------ Records shown ------

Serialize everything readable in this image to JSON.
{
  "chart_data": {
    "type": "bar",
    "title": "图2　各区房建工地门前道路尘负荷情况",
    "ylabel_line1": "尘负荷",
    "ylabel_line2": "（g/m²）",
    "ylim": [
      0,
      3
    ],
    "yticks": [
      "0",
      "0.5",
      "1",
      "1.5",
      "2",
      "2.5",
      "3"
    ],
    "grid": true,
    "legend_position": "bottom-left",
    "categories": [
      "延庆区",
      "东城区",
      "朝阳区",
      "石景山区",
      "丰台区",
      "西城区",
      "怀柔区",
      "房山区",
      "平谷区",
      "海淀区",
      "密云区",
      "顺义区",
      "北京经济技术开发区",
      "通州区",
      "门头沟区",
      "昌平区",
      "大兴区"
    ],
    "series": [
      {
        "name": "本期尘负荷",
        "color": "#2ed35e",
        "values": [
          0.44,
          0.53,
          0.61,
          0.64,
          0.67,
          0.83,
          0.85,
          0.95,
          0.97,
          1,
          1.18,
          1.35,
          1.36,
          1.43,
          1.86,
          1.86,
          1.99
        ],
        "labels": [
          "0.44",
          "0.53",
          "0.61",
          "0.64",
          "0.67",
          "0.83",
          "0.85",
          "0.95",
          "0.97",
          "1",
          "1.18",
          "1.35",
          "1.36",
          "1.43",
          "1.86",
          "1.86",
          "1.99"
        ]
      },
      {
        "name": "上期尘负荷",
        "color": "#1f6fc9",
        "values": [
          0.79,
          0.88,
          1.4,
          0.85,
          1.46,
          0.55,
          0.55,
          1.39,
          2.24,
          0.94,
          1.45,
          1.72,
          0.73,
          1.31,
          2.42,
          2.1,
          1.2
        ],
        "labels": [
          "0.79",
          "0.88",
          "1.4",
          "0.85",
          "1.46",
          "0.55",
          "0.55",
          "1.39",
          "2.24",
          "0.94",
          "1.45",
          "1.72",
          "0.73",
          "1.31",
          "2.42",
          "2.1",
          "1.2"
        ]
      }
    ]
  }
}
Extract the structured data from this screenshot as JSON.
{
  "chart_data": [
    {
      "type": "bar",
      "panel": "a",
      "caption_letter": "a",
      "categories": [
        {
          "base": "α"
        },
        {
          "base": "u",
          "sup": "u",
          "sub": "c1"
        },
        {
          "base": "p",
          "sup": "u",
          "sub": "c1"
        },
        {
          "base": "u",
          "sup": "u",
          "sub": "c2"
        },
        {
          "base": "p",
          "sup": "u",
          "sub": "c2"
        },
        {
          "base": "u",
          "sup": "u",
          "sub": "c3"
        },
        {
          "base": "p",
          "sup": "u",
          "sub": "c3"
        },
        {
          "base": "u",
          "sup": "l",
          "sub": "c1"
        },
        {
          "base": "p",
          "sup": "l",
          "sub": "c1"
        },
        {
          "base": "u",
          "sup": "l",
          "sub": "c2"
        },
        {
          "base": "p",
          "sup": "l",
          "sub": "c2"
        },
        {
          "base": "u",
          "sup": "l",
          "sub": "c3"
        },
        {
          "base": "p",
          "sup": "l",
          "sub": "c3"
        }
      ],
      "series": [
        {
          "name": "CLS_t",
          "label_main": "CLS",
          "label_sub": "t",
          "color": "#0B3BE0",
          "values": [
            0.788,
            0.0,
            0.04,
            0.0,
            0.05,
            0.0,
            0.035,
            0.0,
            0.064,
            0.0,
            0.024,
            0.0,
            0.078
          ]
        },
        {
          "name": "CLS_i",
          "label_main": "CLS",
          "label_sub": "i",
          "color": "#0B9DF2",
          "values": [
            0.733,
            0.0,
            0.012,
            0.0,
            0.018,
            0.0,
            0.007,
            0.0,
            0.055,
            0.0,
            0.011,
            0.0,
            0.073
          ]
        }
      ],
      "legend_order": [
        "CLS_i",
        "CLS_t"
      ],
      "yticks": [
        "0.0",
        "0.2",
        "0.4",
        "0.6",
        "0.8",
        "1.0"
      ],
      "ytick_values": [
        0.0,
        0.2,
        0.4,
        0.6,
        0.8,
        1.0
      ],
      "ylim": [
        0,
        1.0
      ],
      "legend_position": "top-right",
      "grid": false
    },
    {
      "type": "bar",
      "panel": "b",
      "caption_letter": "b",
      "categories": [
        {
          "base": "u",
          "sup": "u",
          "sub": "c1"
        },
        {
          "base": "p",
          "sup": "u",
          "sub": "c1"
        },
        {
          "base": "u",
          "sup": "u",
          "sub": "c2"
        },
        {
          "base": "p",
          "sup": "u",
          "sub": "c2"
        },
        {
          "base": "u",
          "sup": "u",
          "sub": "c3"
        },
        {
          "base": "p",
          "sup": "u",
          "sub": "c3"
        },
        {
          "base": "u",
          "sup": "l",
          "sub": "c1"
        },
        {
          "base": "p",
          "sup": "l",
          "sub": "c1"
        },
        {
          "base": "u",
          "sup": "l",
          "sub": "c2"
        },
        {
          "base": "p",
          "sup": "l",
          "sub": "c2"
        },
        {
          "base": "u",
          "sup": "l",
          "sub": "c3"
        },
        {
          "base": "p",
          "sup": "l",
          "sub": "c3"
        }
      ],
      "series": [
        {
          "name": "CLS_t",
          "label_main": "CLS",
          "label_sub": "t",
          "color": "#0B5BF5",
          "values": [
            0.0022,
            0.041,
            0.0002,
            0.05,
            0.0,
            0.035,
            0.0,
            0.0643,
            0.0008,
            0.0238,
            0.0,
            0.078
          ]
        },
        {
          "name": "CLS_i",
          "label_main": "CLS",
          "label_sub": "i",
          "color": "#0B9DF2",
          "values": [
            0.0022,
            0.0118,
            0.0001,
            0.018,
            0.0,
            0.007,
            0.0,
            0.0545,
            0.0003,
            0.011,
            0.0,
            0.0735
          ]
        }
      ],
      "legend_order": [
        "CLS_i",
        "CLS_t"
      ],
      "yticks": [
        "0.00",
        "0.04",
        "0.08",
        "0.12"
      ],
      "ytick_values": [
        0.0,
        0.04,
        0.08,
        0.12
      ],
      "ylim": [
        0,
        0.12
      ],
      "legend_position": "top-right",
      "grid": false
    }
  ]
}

------

What the task asks:
Quote all the records exactly, please, leaving none out.

Result:
Serialize everything readable in this image to JSON.
{
  "chart_data": {
    "type": "bar",
    "title": "图2　各区房建工地门前道路尘负荷情况",
    "ylabel_line1": "尘负荷",
    "ylabel_line2": "（g/m²）",
    "ylim": [
      0,
      3
    ],
    "yticks": [
      "0",
      "0.5",
      "1",
      "1.5",
      "2",
      "2.5",
      "3"
    ],
    "grid": true,
    "legend_position": "bottom-left",
    "categories": [
      "延庆区",
      "东城区",
      "朝阳区",
      "石景山区",
      "丰台区",
      "西城区",
      "怀柔区",
      "房山区",
      "平谷区",
      "海淀区",
      "密云区",
      "顺义区",
      "北京经济技术开发区",
      "通州区",
      "门头沟区",
      "昌平区",
      "大兴区"
    ],
    "series": [
      {
        "name": "本期尘负荷",
        "color": "#2ed35e",
        "values": [
          0.44,
          0.53,
          0.61,
          0.64,
          0.67,
          0.83,
          0.85,
          0.95,
          0.97,
          1,
          1.18,
          1.35,
          1.36,
          1.43,
          1.86,
          1.86,
          1.99
        ],
        "labels": [
          "0.44",
          "0.53",
          "0.61",
          "0.64",
          "0.67",
          "0.83",
          "0.85",
          "0.95",
          "0.97",
          "1",
          "1.18",
          "1.35",
          "1.36",
          "1.43",
          "1.86",
          "1.86",
          "1.99"
        ]
      },
      {
        "name": "上期尘负荷",
        "color": "#1f6fc9",
        "values": [
          0.79,
          0.88,
          1.4,
          0.85,
          1.46,
          0.55,
          0.55,
          1.39,
          2.24,
          0.94,
          1.45,
          1.72,
          0.73,
          1.31,
          2.42,
          2.1,
          1.2
        ],
        "labels": [
          "0.79",
          "0.88",
          "1.4",
          "0.85",
          "1.46",
          "0.55",
          "0.55",
          "1.39",
          "2.24",
          "0.94",
          "1.45",
          "1.72",
          "0.73",
          "1.31",
          "2.42",
          "2.1",
          "1.2"
        ]
      }
    ]
  }
}
Extract the structured data from this screenshot as JSON.
{
  "chart_data": [
    {
      "type": "bar",
      "panel": "a",
      "caption_letter": "a",
      "categories": [
        {
          "base": "α"
        },
        {
          "base": "u",
          "sup": "u",
          "sub": "c1"
        },
        {
          "base": "p",
          "sup": "u",
          "sub": "c1"
        },
        {
          "base": "u",
          "sup": "u",
          "sub": "c2"
        },
        {
          "base": "p",
          "sup": "u",
          "sub": "c2"
        },
        {
          "base": "u",
          "sup": "u",
          "sub": "c3"
        },
        {
          "base": "p",
          "sup": "u",
          "sub": "c3"
        },
        {
          "base": "u",
          "sup": "l",
          "sub": "c1"
        },
        {
          "base": "p",
          "sup": "l",
          "sub": "c1"
        },
        {
          "base": "u",
          "sup": "l",
          "sub": "c2"
        },
        {
          "base": "p",
          "sup": "l",
          "sub": "c2"
        },
        {
          "base": "u",
          "sup": "l",
          "sub": "c3"
        },
        {
          "base": "p",
          "sup": "l",
          "sub": "c3"
        }
      ],
      "series": [
        {
          "name": "CLS_t",
          "label_main": "CLS",
          "label_sub": "t",
          "color": "#0B3BE0",
          "values": [
            0.788,
            0.0,
            0.04,
            0.0,
            0.05,
            0.0,
            0.035,
            0.0,
            0.064,
            0.0,
            0.024,
            0.0,
            0.078
          ]
        },
        {
          "name": "CLS_i",
          "label_main": "CLS",
          "label_sub": "i",
          "color": "#0B9DF2",
          "values": [
            0.733,
            0.0,
            0.012,
            0.0,
            0.018,
            0.0,
            0.007,
            0.0,
            0.055,
            0.0,
            0.011,
            0.0,
            0.073
          ]
        }
      ],
      "legend_order": [
        "CLS_i",
        "CLS_t"
      ],
      "yticks": [
        "0.0",
        "0.2",
        "0.4",
        "0.6",
        "0.8",
        "1.0"
      ],
      "ytick_values": [
        0.0,
        0.2,
        0.4,
        0.6,
        0.8,
        1.0
      ],
      "ylim": [
        0,
        1.0
      ],
      "legend_position": "top-right",
      "grid": false
    },
    {
      "type": "bar",
      "panel": "b",
      "caption_letter": "b",
      "categories": [
        {
          "base": "u",
          "sup": "u",
          "sub": "c1"
        },
        {
          "base": "p",
          "sup": "u",
          "sub": "c1"
        },
        {
          "base": "u",
          "sup": "u",
          "sub": "c2"
        },
        {
          "base": "p",
          "sup": "u",
          "sub": "c2"
        },
        {
          "base": "u",
          "sup": "u",
          "sub": "c3"
        },
        {
          "base": "p",
          "sup": "u",
          "sub": "c3"
        },
        {
          "base": "u",
          "sup": "l",
          "sub": "c1"
        },
        {
          "base": "p",
          "sup": "l",
          "sub": "c1"
        },
        {
          "base": "u",
          "sup": "l",
          "sub": "c2"
        },
        {
          "base": "p",
          "sup": "l",
          "sub": "c2"
        },
        {
          "base": "u",
          "sup": "l",
          "sub": "c3"
        },
        {
          "base": "p",
          "sup": "l",
          "sub": "c3"
        }
      ],
      "series": [
        {
          "name": "CLS_t",
          "label_main": "CLS",
          "label_sub": "t",
          "color": "#0B5BF5",
          "values": [
            0.0022,
            0.041,
            0.0002,
            0.05,
            0.0,
            0.035,
            0.0,
            0.0643,
            0.0008,
            0.0238,
            0.0,
            0.078
          ]
        },
        {
          "name": "CLS_i",
          "label_main": "CLS",
          "label_sub": "i",
          "color": "#0B9DF2",
          "values": [
            0.0022,
            0.0118,
            0.0001,
            0.018,
            0.0,
            0.007,
            0.0,
            0.0545,
            0.0003,
            0.011,
            0.0,
            0.0735
          ]
        }
      ],
      "legend_order": [
        "CLS_i",
        "CLS_t"
      ],
      "yticks": [
        "0.00",
        "0.04",
        "0.08",
        "0.12"
      ],
      "ytick_values": [
        0.0,
        0.04,
        0.08,
        0.12
      ],
      "ylim": [
        0,
        0.12
      ],
      "legend_position": "top-right",
      "grid": false
    }
  ]
}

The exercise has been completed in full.